What you are asked to do:
Continue the court opinion below on the Diggs sentence-reduction appeal, picking up after its last sentence.

Opinion
A-4024-19
01-19-2022
Hussein R. Diggs, appellant pro se. Theodore N. Stephens II, Acting Essex County Prosecutor, attorney for respondent (Barbara A. Rosenkrans, Special Deputy Attorney General/Acting Assistant Prosecutor, of counsel and on the brief).
NOT FOR PUBLICATION WITHOUT THE APPROVAL OF THE APPELLATE DIVISION
Submitted January 3, 2022
On appeal from the Superior Court of New Jersey, Law Division, Essex County, Indictment No. 98-05-2570.
Hussein R. Diggs, appellant pro se.
Theodore N. Stephens II, Acting Essex County Prosecutor, attorney for respondent (Barbara A. Rosenkrans, Special Deputy Attorney General/Acting Assistant Prosecutor, of counsel and on the brief).
Before Judges Accurso and Enright.
PER CURIAM
Defendant Hussein R. Diggs appeals from an April 23, 2020 order denying his pro se motion for a reduction or change of sentence under Rule 3:21-10. We affirm.
Over twenty years ago, a jury convicted defendant of attempted murder, N.J.S.A. 2C:5-1 and N.J.S.A. 2C:11-3; first-degree robbery, N.J.S.A. 2C:15-1; second-degree aggravated assault, N.J.S.A. 2C:12-1(b)(1); third-degree unlawful possession of a weapon, N.J.S.A. 2C:39-5(a); and second-degree possession of a firearm for an unlawful purpose, N.J.S.A. 2C:39-4(a). Defendant initially received an aggregate sentence of fifty years, subject to the No Early Release Act (NERA), N.J.S.A. 2C:43-7.2. We affirmed his convictions but remanded the case for resentencing, State v. Diggs, No. A-1225-99 (App. Div. May 8, 2001). We found the trial court improperly imposed NERA's eighty-five percent parole ineligibility period on the extended term for attempted murder rather than on the ordinary term. Id. (slip op. at 11-12). We also noted that N.J.S.A. 2C:43-6(c) "requires imposition of a parole disqualifier between one-third and one-half of the base term."

Record extracts:
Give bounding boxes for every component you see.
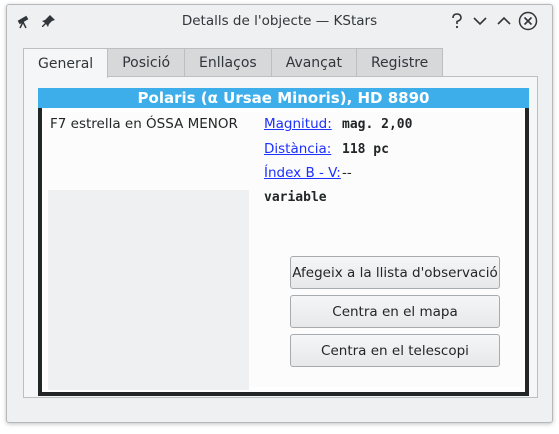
general-tab-panel: Polaris (α Ursae Minoris), HD 8890 F7 es… xyxy=(23,76,538,398)
tab-bar: General Posició Enllaços Avançat Registr… xyxy=(23,48,444,78)
magnitude-label[interactable]: Magnitud: xyxy=(264,116,332,132)
object-name-header: Polaris (α Ursae Minoris), HD 8890 xyxy=(38,88,529,108)
distance-value: 118 pc xyxy=(342,142,389,157)
chevron-up-icon[interactable] xyxy=(494,11,514,31)
object-details-window: Detalls de l'objecte — KStars General Po… xyxy=(6,4,553,423)
tab-advanced[interactable]: Avançat xyxy=(270,48,357,77)
bv-index-label[interactable]: Índex B - V: xyxy=(264,165,341,181)
object-image xyxy=(48,190,249,390)
object-info-content: F7 estrella en ÓSSA MENOR Magnitud: mag.… xyxy=(44,112,523,390)
bv-index-value: -- xyxy=(342,165,352,181)
add-to-observing-list-button[interactable]: Afegeix a la llista d'observació xyxy=(290,256,500,289)
tab-position[interactable]: Posició xyxy=(107,48,186,77)
multiplicity-value: variable xyxy=(264,190,327,205)
chevron-down-icon[interactable] xyxy=(470,11,490,31)
tab-general[interactable]: General xyxy=(23,48,109,78)
tab-links[interactable]: Enllaços xyxy=(184,48,272,77)
object-type-description: F7 estrella en ÓSSA MENOR xyxy=(50,116,238,132)
close-icon[interactable] xyxy=(518,11,538,31)
center-in-telescope-button[interactable]: Centra en el telescopi xyxy=(290,334,500,367)
center-in-map-button[interactable]: Centra en el mapa xyxy=(290,295,500,328)
magnitude-value: mag. 2,00 xyxy=(342,117,413,132)
tab-log[interactable]: Registre xyxy=(355,48,444,77)
help-icon[interactable] xyxy=(447,11,467,31)
distance-label[interactable]: Distància: xyxy=(264,141,331,157)
titlebar[interactable]: Detalls de l'objecte — KStars xyxy=(7,5,552,37)
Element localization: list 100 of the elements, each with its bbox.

Exercise result:
The statute was amended thereafter and increased the minimum period of parole ineligibility. L. 2013, c. 113.
On July 3, 2003, the trial court resentenced defendant to an aggregate term of fifty years. The resentence included, on the attempted murder count, a fifty-year prison term with twenty-five years of parole ineligibility under the Graves Act, N.J.S.A. 2C:43-6(c). Defendant did not appeal from his resentence.
Subsequently, defendant unsuccessfully filed petitions for post-conviction relief and for a writ of habeas corpus, in 2006 and 2012, respectively. Also, in 2015, defendant filed a motion to correct an illegal sentence, which motion, too, was denied. In 2017, we affirmed the denial of defendant's 2015 application, finding his appeal to be without merit under Rule 2:11-3(e)(2). State v. Diggs, No. A-3088-15 (App. Div. July 24, 2017).
In the latter part of 2019, defendant filed a motion for a reduction or change of sentence pursuant to Rule 3:21-10(b). In denying the motion, the judge correctly noted that "[g]enerally, R[ule] 3:21-10(a) limits the time to file a motion for reduction or change of sentence to be not later than [sixty] days after the date of the judgment of conviction," but there are several exceptions to this time limit provided in R[ule] 3:21-10(b). Further, the judge found that defendant invoked Rule 3:21-10(b) without "specif[ying] or fit[ting] any of the exceptions provided under [the] Rule," i.e., his application did "not offer any ground contemplated under exceptions [one] through [seven] of R[ule] 3:21- 10(b)." Accordingly, the judge concluded "substantially more ti[m]e than [sixty] days has elapsed since the date of judgment of conviction," and that defendant's application was time barred.
The judge also indicated he had no jurisdiction to consider defendant's application for a sentence change under Rule 3:21-10(b) because of a mistaken belief defendant had not completed his mandatory period of parole ineligibility by the time defendant's Rule 3:21-10(b) application was decided. The State concedes, however, that the judge "had jurisdiction over this application if a Rule 3:21-10(b) exception applied, because defendant had completed his mandatory minimum sentence by April 2020, when this motion was decided." Because we are satisfied defendant's application was time barred, given that it was not filed until 2019 and defendant failed to qualify for an exception under Rule 3:21-10(b), we need not address this jurisdictional issue further.
On appeal, defendant advances the following lone argument:
POINT I
THE LOWER COURT ERRED IN FAILING TO GRANT APPELLANT'S MOTION FOR A REDUCTION OR CHANGE OF SENTENCE, AND THEREBY ABUSED [ITS] DISCRETION.
This argument is unavailing.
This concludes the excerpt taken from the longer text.